What you have to do>
Review the material line by line. Identify and copy every line that contains the string "Antal".

[Items from a dataset]
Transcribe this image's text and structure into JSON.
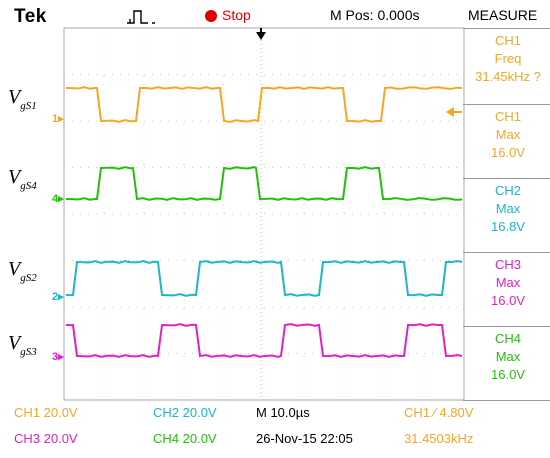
{
  "header": {
    "brand": "Tek",
    "trigger_icon": "pulse-trigger-icon",
    "run_state": "Stop",
    "m_pos": "M Pos: 0.000s",
    "panel_title": "MEASURE"
  },
  "signals": [
    {
      "name": "V",
      "sub": "gS1",
      "channel_marker": "1",
      "color": "#f5a623"
    },
    {
      "name": "V",
      "sub": "gS4",
      "channel_marker": "4",
      "color": "#22c00a"
    },
    {
      "name": "V",
      "sub": "gS2",
      "channel_marker": "2",
      "color": "#1ab7c7"
    },
    {
      "name": "V",
      "sub": "gS3",
      "channel_marker": "3",
      "color": "#e020c8"
    }
  ],
  "measurements": [
    {
      "channel": "CH1",
      "type": "Freq",
      "value": "31.45kHz ?",
      "color": "#f5a623"
    },
    {
      "channel": "CH1",
      "type": "Max",
      "value": "16.0V",
      "color": "#f5a623"
    },
    {
      "channel": "CH2",
      "type": "Max",
      "value": "16.8V",
      "color": "#1ab7c7"
    },
    {
      "channel": "CH3",
      "type": "Max",
      "value": "16.0V",
      "color": "#e020c8"
    },
    {
      "channel": "CH4",
      "type": "Max",
      "value": "16.0V",
      "color": "#22c00a"
    }
  ],
  "footer": {
    "ch1_scale": "CH1  20.0V",
    "ch2_scale": "CH2  20.0V",
    "ch3_scale": "CH3  20.0V",
    "ch4_scale": "CH4  20.0V",
    "timebase": "M 10.0µs",
    "trigger": "CH1  ∕  4.80V",
    "datetime": "26-Nov-15 22:05",
    "trigger_freq": "31.4503kHz"
  },
  "colors": {
    "ch1": "#f5a623",
    "ch2": "#1ab7c7",
    "ch3": "#e020c8",
    "ch4": "#22c00a",
    "grid": "#c8c8c8",
    "stop": "#e00000"
  }
}
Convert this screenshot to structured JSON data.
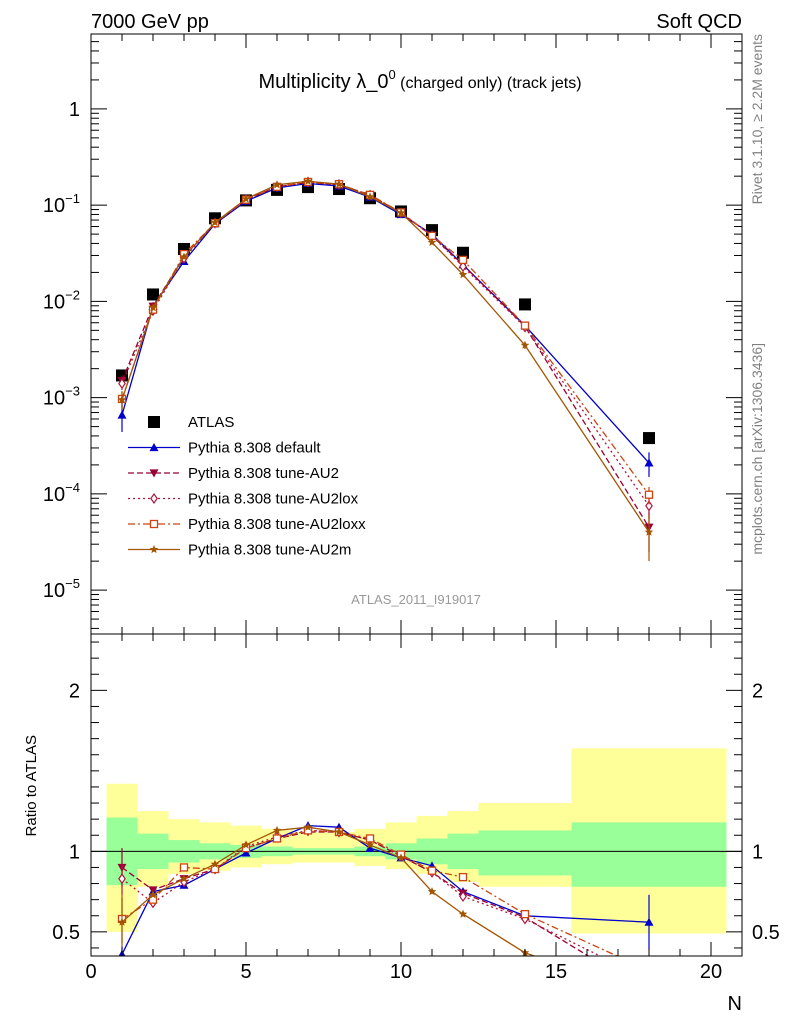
{
  "header": {
    "energy": "7000 GeV pp",
    "category": "Soft QCD"
  },
  "side_labels": {
    "rivet": "Rivet 3.1.10, ≥ 2.2M events",
    "mcplots": "mcplots.cern.ch [arXiv:1306.3436]"
  },
  "colors": {
    "ATLAS": "#000000",
    "default": "#0000cc",
    "au2": "#990033",
    "au2lox": "#b0163d",
    "au2loxx": "#cc4411",
    "au2m": "#a35500",
    "band_inner": "#99ff99",
    "band_outer": "#ffff99"
  },
  "chart_data": [
    {
      "type": "scatter",
      "panel": "main",
      "title": "Multiplicity λ_0",
      "title_superscript": "0",
      "title_suffix": " (charged only) (track jets)",
      "analysis_id": "ATLAS_2011_I919017",
      "xlabel": "",
      "ylabel": "",
      "xlim": [
        0,
        21
      ],
      "ylim": [
        3.5e-06,
        6
      ],
      "yscale": "log",
      "y_ticks": [
        {
          "value": 1e-05,
          "mantissa": "10",
          "exp": "−5"
        },
        {
          "value": 0.0001,
          "mantissa": "10",
          "exp": "−4"
        },
        {
          "value": 0.001,
          "mantissa": "10",
          "exp": "−3"
        },
        {
          "value": 0.01,
          "mantissa": "10",
          "exp": "−2"
        },
        {
          "value": 0.1,
          "mantissa": "10",
          "exp": "−1"
        },
        {
          "value": 1,
          "mantissa": "1",
          "exp": ""
        }
      ],
      "legend_position": "lower-left",
      "series": [
        {
          "name": "ATLAS",
          "key": "atlas",
          "marker": "square",
          "line": "none",
          "x": [
            1,
            2,
            3,
            4,
            5,
            6,
            7,
            8,
            9,
            10,
            11,
            12,
            14,
            18
          ],
          "y": [
            0.0017,
            0.0118,
            0.035,
            0.073,
            0.112,
            0.144,
            0.154,
            0.147,
            0.118,
            0.086,
            0.055,
            0.032,
            0.0093,
            0.00038
          ]
        },
        {
          "name": "Pythia 8.308 default",
          "key": "default",
          "marker": "triangle-up",
          "line": "solid",
          "x": [
            1,
            2,
            3,
            4,
            5,
            6,
            7,
            8,
            9,
            10,
            11,
            12,
            14,
            18
          ],
          "y": [
            0.00066,
            0.0089,
            0.026,
            0.064,
            0.11,
            0.151,
            0.168,
            0.158,
            0.121,
            0.08,
            0.05,
            0.024,
            0.0056,
            0.00021
          ],
          "yerr": [
            0.00022,
            0,
            0,
            0,
            0,
            0,
            0,
            0,
            0,
            0,
            0,
            0,
            0,
            6e-05
          ]
        },
        {
          "name": "Pythia 8.308 tune-AU2",
          "key": "au2",
          "marker": "triangle-down",
          "line": "dashed",
          "x": [
            1,
            2,
            3,
            4,
            5,
            6,
            7,
            8,
            9,
            10,
            11,
            12,
            14,
            18
          ],
          "y": [
            0.0015,
            0.0089,
            0.029,
            0.065,
            0.114,
            0.155,
            0.172,
            0.164,
            0.127,
            0.083,
            0.048,
            0.024,
            0.0055,
            4.5e-05
          ],
          "yerr": [
            0.0002,
            0,
            0,
            0,
            0,
            0,
            0,
            0,
            0,
            0,
            0,
            0,
            0,
            2e-05
          ]
        },
        {
          "name": "Pythia 8.308 tune-AU2lox",
          "key": "au2lox",
          "marker": "diamond-open",
          "line": "dotted",
          "x": [
            1,
            2,
            3,
            4,
            5,
            6,
            7,
            8,
            9,
            10,
            11,
            12,
            14,
            18
          ],
          "y": [
            0.0014,
            0.008,
            0.028,
            0.065,
            0.115,
            0.156,
            0.174,
            0.164,
            0.127,
            0.083,
            0.048,
            0.023,
            0.0054,
            7.5e-05
          ],
          "yerr": [
            0.0002,
            0,
            0,
            0,
            0,
            0,
            0,
            0,
            0,
            0,
            0,
            0,
            0,
            2e-05
          ]
        },
        {
          "name": "Pythia 8.308 tune-AU2loxx",
          "key": "au2loxx",
          "marker": "square-open",
          "line": "dashdot",
          "x": [
            1,
            2,
            3,
            4,
            5,
            6,
            7,
            8,
            9,
            10,
            11,
            12,
            14,
            18
          ],
          "y": [
            0.00097,
            0.0082,
            0.031,
            0.065,
            0.114,
            0.155,
            0.174,
            0.165,
            0.128,
            0.084,
            0.048,
            0.027,
            0.0056,
            9.8e-05
          ],
          "yerr": [
            0.0002,
            0,
            0,
            0,
            0,
            0,
            0,
            0,
            0,
            0,
            0,
            0,
            0,
            2e-05
          ]
        },
        {
          "name": "Pythia 8.308 tune-AU2m",
          "key": "au2m",
          "marker": "star",
          "line": "solid",
          "x": [
            1,
            2,
            3,
            4,
            5,
            6,
            7,
            8,
            9,
            10,
            11,
            12,
            14,
            18
          ],
          "y": [
            0.00095,
            0.0086,
            0.029,
            0.066,
            0.116,
            0.163,
            0.177,
            0.165,
            0.122,
            0.083,
            0.041,
            0.019,
            0.0035,
            4e-05
          ],
          "yerr": [
            0.0002,
            0,
            0,
            0,
            0,
            0,
            0,
            0,
            0,
            0,
            0,
            0,
            0.0003,
            2e-05
          ]
        }
      ]
    },
    {
      "type": "line",
      "panel": "ratio",
      "xlabel": "N",
      "ylabel": "Ratio to ATLAS",
      "xlim": [
        0,
        21
      ],
      "ylim": [
        0.35,
        2.35
      ],
      "x_ticks": [
        0,
        5,
        10,
        15,
        20
      ],
      "y_ticks": [
        0.5,
        1,
        2
      ],
      "bands": {
        "edges": [
          0.5,
          1.5,
          2.5,
          3.5,
          4.5,
          5.5,
          6.5,
          7.5,
          8.5,
          9.5,
          10.5,
          11.5,
          12.5,
          15.5,
          20.5
        ],
        "inner": [
          [
            0.79,
            1.21
          ],
          [
            0.89,
            1.11
          ],
          [
            0.93,
            1.07
          ],
          [
            0.95,
            1.05
          ],
          [
            0.96,
            1.04
          ],
          [
            0.97,
            1.03
          ],
          [
            0.98,
            1.02
          ],
          [
            0.98,
            1.02
          ],
          [
            0.97,
            1.03
          ],
          [
            0.95,
            1.05
          ],
          [
            0.92,
            1.08
          ],
          [
            0.89,
            1.11
          ],
          [
            0.85,
            1.13
          ],
          [
            0.78,
            1.18
          ]
        ],
        "outer": [
          [
            0.5,
            1.42
          ],
          [
            0.78,
            1.25
          ],
          [
            0.86,
            1.2
          ],
          [
            0.88,
            1.18
          ],
          [
            0.9,
            1.16
          ],
          [
            0.92,
            1.14
          ],
          [
            0.93,
            1.12
          ],
          [
            0.93,
            1.12
          ],
          [
            0.91,
            1.14
          ],
          [
            0.89,
            1.18
          ],
          [
            0.86,
            1.22
          ],
          [
            0.81,
            1.25
          ],
          [
            0.78,
            1.3
          ],
          [
            0.49,
            1.64
          ]
        ]
      },
      "series": [
        {
          "name": "Pythia 8.308 default",
          "key": "default",
          "x": [
            1,
            2,
            3,
            4,
            5,
            6,
            7,
            8,
            9,
            10,
            11,
            12,
            14,
            18
          ],
          "y": [
            0.36,
            0.75,
            0.79,
            0.89,
            0.99,
            1.08,
            1.16,
            1.15,
            1.02,
            0.96,
            0.91,
            0.75,
            0.6,
            0.56
          ],
          "yerr": [
            0.05,
            0,
            0,
            0,
            0,
            0,
            0,
            0,
            0,
            0,
            0,
            0,
            0,
            0.17
          ]
        },
        {
          "name": "Pythia 8.308 tune-AU2",
          "key": "au2",
          "x": [
            1,
            2,
            3,
            4,
            5,
            6,
            7,
            8,
            9,
            10,
            11,
            12,
            14,
            18
          ],
          "y": [
            0.9,
            0.76,
            0.83,
            0.89,
            1.02,
            1.08,
            1.12,
            1.12,
            1.07,
            0.97,
            0.87,
            0.74,
            0.59,
            0.12
          ],
          "yerr": [
            0.12,
            0,
            0,
            0,
            0,
            0,
            0,
            0,
            0,
            0,
            0,
            0,
            0,
            0
          ]
        },
        {
          "name": "Pythia 8.308 tune-AU2lox",
          "key": "au2lox",
          "x": [
            1,
            2,
            3,
            4,
            5,
            6,
            7,
            8,
            9,
            10,
            11,
            12,
            14,
            18
          ],
          "y": [
            0.83,
            0.68,
            0.81,
            0.89,
            1.03,
            1.09,
            1.13,
            1.12,
            1.07,
            0.97,
            0.87,
            0.72,
            0.58,
            0.2
          ],
          "yerr": [
            0.1,
            0,
            0,
            0,
            0,
            0,
            0,
            0,
            0,
            0,
            0,
            0,
            0,
            0
          ]
        },
        {
          "name": "Pythia 8.308 tune-AU2loxx",
          "key": "au2loxx",
          "x": [
            1,
            2,
            3,
            4,
            5,
            6,
            7,
            8,
            9,
            10,
            11,
            12,
            14,
            18
          ],
          "y": [
            0.58,
            0.7,
            0.9,
            0.89,
            1.02,
            1.08,
            1.13,
            1.12,
            1.08,
            0.98,
            0.88,
            0.84,
            0.61,
            0.26
          ],
          "yerr": [
            0.15,
            0,
            0,
            0,
            0,
            0,
            0,
            0,
            0,
            0,
            0,
            0,
            0,
            0
          ]
        },
        {
          "name": "Pythia 8.308 tune-AU2m",
          "key": "au2m",
          "x": [
            1,
            2,
            3,
            4,
            5,
            6,
            7,
            8,
            9,
            10,
            11,
            12,
            14,
            18
          ],
          "y": [
            0.56,
            0.73,
            0.83,
            0.92,
            1.04,
            1.13,
            1.15,
            1.12,
            1.04,
            0.96,
            0.75,
            0.61,
            0.37,
            0.1
          ],
          "yerr": [
            0.15,
            0,
            0,
            0,
            0,
            0,
            0,
            0,
            0,
            0,
            0,
            0,
            0,
            0
          ]
        }
      ]
    }
  ]
}
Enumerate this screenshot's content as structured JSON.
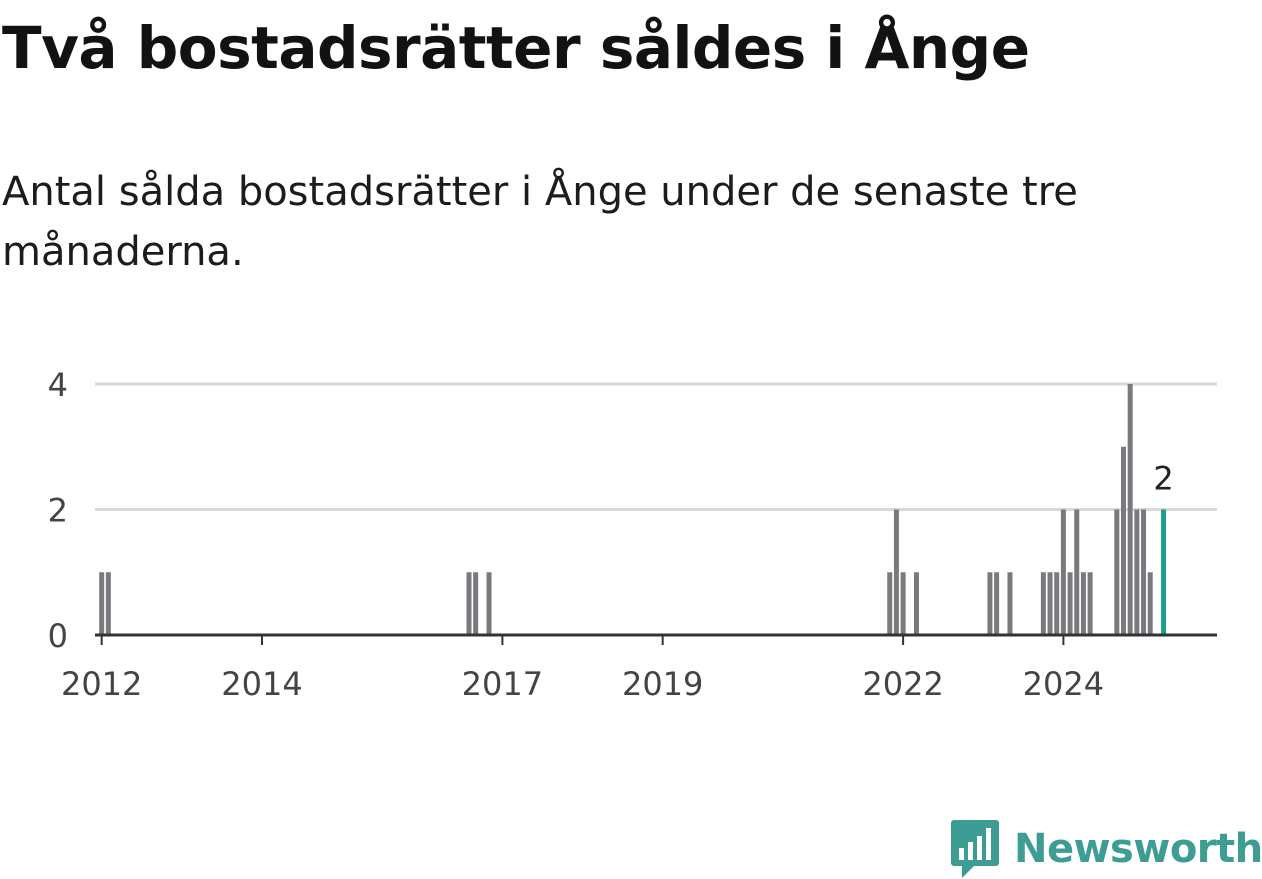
{
  "title": "Två bostadsrätter såldes i Ånge",
  "subtitle": "Antal sålda bostadsrätter i Ånge under de senaste tre månaderna.",
  "brand": {
    "name": "Newsworthy",
    "icon": "newsworthy-chart-bubble-icon",
    "color": "#3d9c94"
  },
  "chart_data": {
    "type": "bar",
    "title": "Två bostadsrätter såldes i Ånge",
    "subtitle": "Antal sålda bostadsrätter i Ånge under de senaste tre månaderna.",
    "xlabel": "",
    "ylabel": "",
    "ylim": [
      0,
      4
    ],
    "yticks": [
      0,
      2,
      4
    ],
    "xlim": [
      "2011-12",
      "2025-12"
    ],
    "xticks": [
      {
        "label": "2012",
        "date": "2012-01"
      },
      {
        "label": "2014",
        "date": "2014-01"
      },
      {
        "label": "2017",
        "date": "2017-01"
      },
      {
        "label": "2019",
        "date": "2019-01"
      },
      {
        "label": "2022",
        "date": "2022-01"
      },
      {
        "label": "2024",
        "date": "2024-01"
      }
    ],
    "grid": true,
    "legend": "none",
    "bar_color": "#7a797e",
    "highlight_color": "#1a9e8f",
    "highlight_label": "2",
    "x": [
      "2012-01",
      "2012-02",
      "2012-03",
      "2016-08",
      "2016-09",
      "2016-10",
      "2016-11",
      "2016-12",
      "2021-11",
      "2021-12",
      "2022-01",
      "2022-02",
      "2022-03",
      "2023-02",
      "2023-03",
      "2023-04",
      "2023-05",
      "2023-10",
      "2023-11",
      "2023-12",
      "2024-01",
      "2024-02",
      "2024-03",
      "2024-04",
      "2024-05",
      "2024-06",
      "2024-07",
      "2024-09",
      "2024-10",
      "2024-11",
      "2024-12",
      "2025-01",
      "2025-02",
      "2025-03",
      "2025-04"
    ],
    "values": [
      1,
      1,
      0,
      1,
      1,
      0,
      1,
      0,
      1,
      2,
      1,
      0,
      1,
      1,
      1,
      0,
      1,
      1,
      1,
      1,
      2,
      1,
      2,
      1,
      1,
      0,
      0,
      2,
      3,
      4,
      2,
      2,
      1,
      0,
      2
    ],
    "highlight_index": 34
  }
}
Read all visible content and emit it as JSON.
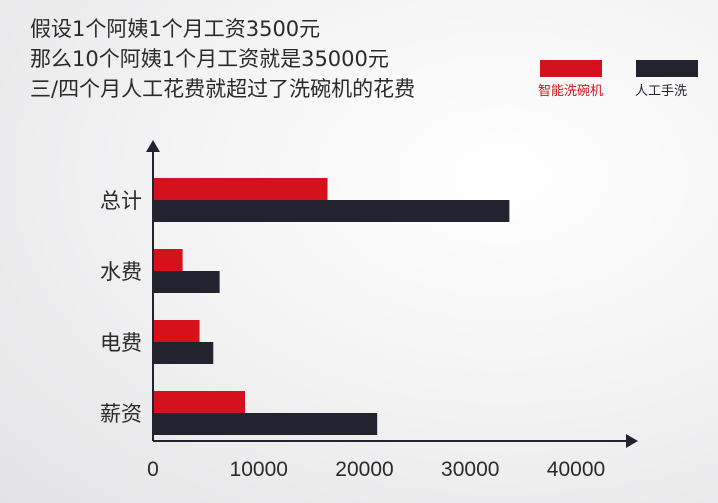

Written response>
  "subtitle": "Antal sålda bostadsrätter i Ånge under de senaste tre månaderna.",
    "subtitle": "Antal sålda bostadsrätter i Ånge under de senaste tre månaderna.",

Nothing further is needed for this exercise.